◆ **Stated goal**
Rewrite the part of the records that opens with the line containing "orange-line-swatch-icon: [210, 114, 266, 118]" and closes with the line containing "svg-text:160: 160: [75, 116, 100, 133]", changing "legend-label" to "legend-caption" and leaving everything else as it is.

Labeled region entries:
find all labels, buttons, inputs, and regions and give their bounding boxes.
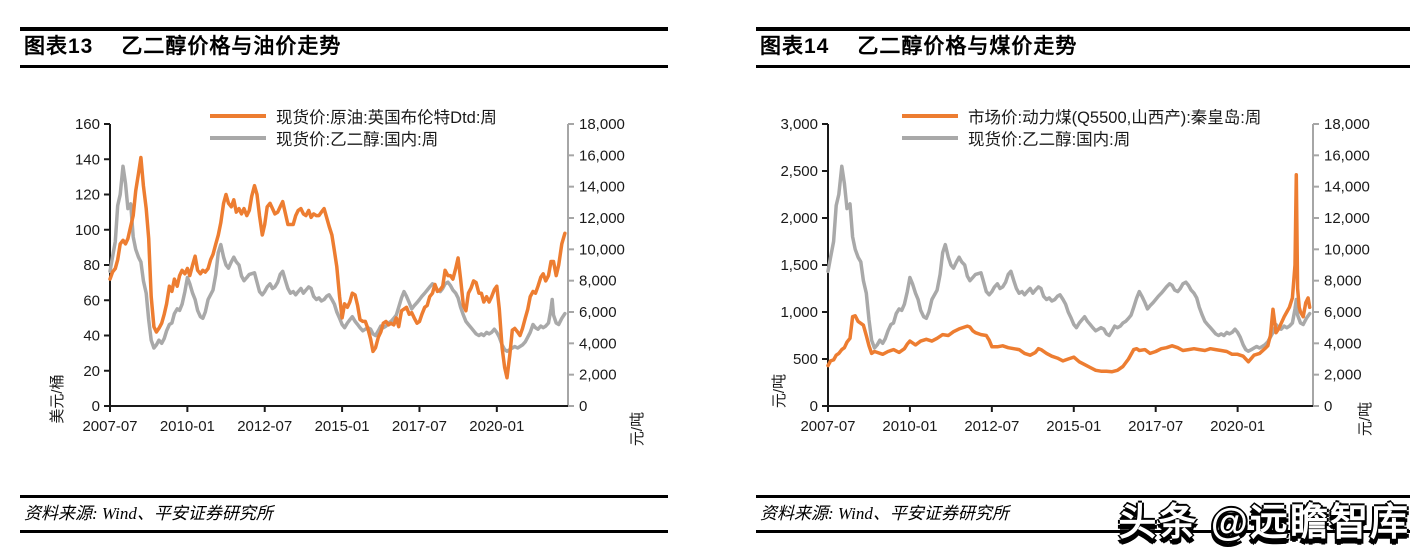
orange-line-swatch-icon: [210, 114, 266, 118]
legend-label: 现货价:乙二醇:国内:周: [968, 131, 1131, 149]
svg-text:2015-01: 2015-01: [1046, 418, 1101, 435]
orange-line-swatch-icon: [902, 114, 958, 118]
svg-text:8,000: 8,000: [579, 273, 617, 290]
svg-text:0: 0: [579, 398, 587, 415]
svg-text:2010-01: 2010-01: [160, 418, 215, 435]
svg-text:6,000: 6,000: [579, 304, 617, 321]
svg-text:12,000: 12,000: [1324, 210, 1370, 227]
svg-text:2,000: 2,000: [579, 367, 617, 384]
svg-text:100: 100: [75, 222, 100, 239]
svg-text:2017-07: 2017-07: [1128, 418, 1183, 435]
figure-14-source: 资料来源: Wind、平安证券研究所: [756, 495, 1410, 533]
legend-label: 现货价:原油:英国布伦特Dtd:周: [276, 109, 497, 127]
watermark-toutiao-yuanzhan: 头条 @远瞻智库: [1118, 502, 1410, 544]
svg-text:1,500: 1,500: [780, 257, 818, 274]
svg-text:140: 140: [75, 151, 100, 168]
svg-text:2007-07: 2007-07: [800, 418, 855, 435]
svg-text:0: 0: [92, 398, 100, 415]
svg-text:10,000: 10,000: [1324, 241, 1370, 258]
svg-text:18,000: 18,000: [1324, 116, 1370, 133]
svg-text:500: 500: [793, 351, 818, 368]
svg-text:160: 160: [75, 116, 100, 133]
figure-14-number: 图表14: [760, 35, 830, 58]
legend-item-meg: 现货价:乙二醇:国内:周: [210, 127, 497, 149]
figure-13-legend: 现货价:原油:英国布伦特Dtd:周 现货价:乙二醇:国内:周: [210, 105, 497, 149]
svg-text:元/吨: 元/吨: [629, 412, 646, 446]
figure-13: 图表13 乙二醇价格与油价走势 现货价:原油:英国布伦特Dtd:周 现货价:乙二…: [20, 0, 668, 533]
svg-text:120: 120: [75, 187, 100, 204]
figure-14-title: 乙二醇价格与煤价走势: [857, 35, 1078, 58]
figure-14-header: 图表14 乙二醇价格与煤价走势: [756, 27, 1410, 68]
legend-label: 现货价:乙二醇:国内:周: [276, 131, 439, 149]
gray-line-swatch-icon: [902, 136, 958, 140]
svg-text:2,500: 2,500: [780, 163, 818, 180]
svg-text:1,000: 1,000: [780, 304, 818, 321]
svg-text:2,000: 2,000: [1324, 367, 1362, 384]
gray-line-swatch-icon: [210, 136, 266, 140]
svg-text:2007-07: 2007-07: [82, 418, 137, 435]
legend-item-brent-oil: 现货价:原油:英国布伦特Dtd:周: [210, 105, 497, 127]
svg-text:12,000: 12,000: [579, 210, 625, 227]
svg-text:18,000: 18,000: [579, 116, 625, 133]
svg-text:10,000: 10,000: [579, 241, 625, 258]
figure-14-legend: 市场价:动力煤(Q5500,山西产):秦皇岛:周 现货价:乙二醇:国内:周: [902, 105, 1261, 149]
line-chart-meg-vs-coal: 0 2,000 4,000 6,000 8,000 10,000 12,000 14,000 1…: [771, 116, 1374, 436]
figure-14: 图表14 乙二醇价格与煤价走势 市场价:动力煤(Q5500,山西产):秦皇岛:周…: [756, 0, 1410, 533]
svg-text:2020-01: 2020-01: [1210, 418, 1265, 435]
svg-text:2012-07: 2012-07: [964, 418, 1019, 435]
svg-text:40: 40: [83, 328, 100, 345]
line-chart-meg-vs-oil: 0 2,000 4,000 6,000 8,000 10,000 12,000 14,000 1…: [49, 116, 646, 446]
figure-13-number: 图表13: [24, 35, 94, 58]
svg-text:3,000: 3,000: [780, 116, 818, 133]
figure-13-source: 资料来源: Wind、平安证券研究所: [20, 495, 668, 533]
figure-14-chart-area: 市场价:动力煤(Q5500,山西产):秦皇岛:周 现货价:乙二醇:国内:周 0 2…: [756, 101, 1410, 469]
svg-text:4,000: 4,000: [1324, 335, 1362, 352]
figure-13-title: 乙二醇价格与油价走势: [121, 35, 342, 58]
figure-13-chart-area: 现货价:原油:英国布伦特Dtd:周 现货价:乙二醇:国内:周 0 2,000 4,0…: [20, 101, 668, 469]
svg-text:8,000: 8,000: [1324, 273, 1362, 290]
svg-text:0: 0: [1324, 398, 1332, 415]
svg-text:20: 20: [83, 363, 100, 380]
svg-text:0: 0: [810, 398, 818, 415]
svg-text:美元/桶: 美元/桶: [49, 374, 66, 423]
svg-text:元/吨: 元/吨: [1357, 402, 1374, 436]
svg-text:2,000: 2,000: [780, 210, 818, 227]
svg-text:2012-07: 2012-07: [237, 418, 292, 435]
svg-text:2017-07: 2017-07: [392, 418, 447, 435]
svg-text:6,000: 6,000: [1324, 304, 1362, 321]
svg-text:元/吨: 元/吨: [771, 374, 788, 408]
svg-text:80: 80: [83, 257, 100, 274]
svg-text:4,000: 4,000: [579, 335, 617, 352]
svg-text:14,000: 14,000: [579, 179, 625, 196]
svg-text:14,000: 14,000: [1324, 179, 1370, 196]
legend-label: 市场价:动力煤(Q5500,山西产):秦皇岛:周: [968, 109, 1262, 127]
legend-item-meg: 现货价:乙二醇:国内:周: [902, 127, 1261, 149]
figure-13-header: 图表13 乙二醇价格与油价走势: [20, 27, 668, 68]
svg-text:2010-01: 2010-01: [882, 418, 937, 435]
legend-item-thermal-coal: 市场价:动力煤(Q5500,山西产):秦皇岛:周: [902, 105, 1261, 127]
svg-text:16,000: 16,000: [1324, 147, 1370, 164]
svg-text:2015-01: 2015-01: [315, 418, 370, 435]
svg-text:60: 60: [83, 292, 100, 309]
svg-text:16,000: 16,000: [579, 147, 625, 164]
svg-text:2020-01: 2020-01: [469, 418, 524, 435]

◆ **Output of the task**
orange-line-swatch-icon: [210, 114, 266, 118]
legend-caption: 现货价:乙二醇:国内:周: [968, 131, 1131, 149]
svg-text:2015-01: 2015-01: [1046, 418, 1101, 435]
orange-line-swatch-icon: [902, 114, 958, 118]
svg-text:8,000: 8,000: [579, 273, 617, 290]
svg-text:0: 0: [579, 398, 587, 415]
svg-text:2010-01: 2010-01: [160, 418, 215, 435]
svg-text:6,000: 6,000: [579, 304, 617, 321]
svg-text:12,000: 12,000: [1324, 210, 1370, 227]
svg-text:2,000: 2,000: [579, 367, 617, 384]
svg-text:100: 100: [75, 222, 100, 239]
svg-text:2017-07: 2017-07: [1128, 418, 1183, 435]
figure-14-source: 资料来源: Wind、平安证券研究所: [756, 495, 1410, 533]
legend-caption: 现货价:原油:英国布伦特Dtd:周: [276, 109, 497, 127]
watermark-toutiao-yuanzhan: 头条 @远瞻智库: [1118, 502, 1410, 544]
svg-text:1,500: 1,500: [780, 257, 818, 274]
svg-text:140: 140: [75, 151, 100, 168]
svg-text:2007-07: 2007-07: [800, 418, 855, 435]
svg-text:0: 0: [92, 398, 100, 415]
svg-text:10,000: 10,000: [1324, 241, 1370, 258]
svg-text:18,000: 18,000: [1324, 116, 1370, 133]
svg-text:500: 500: [793, 351, 818, 368]
svg-text:160: 160: [75, 116, 100, 133]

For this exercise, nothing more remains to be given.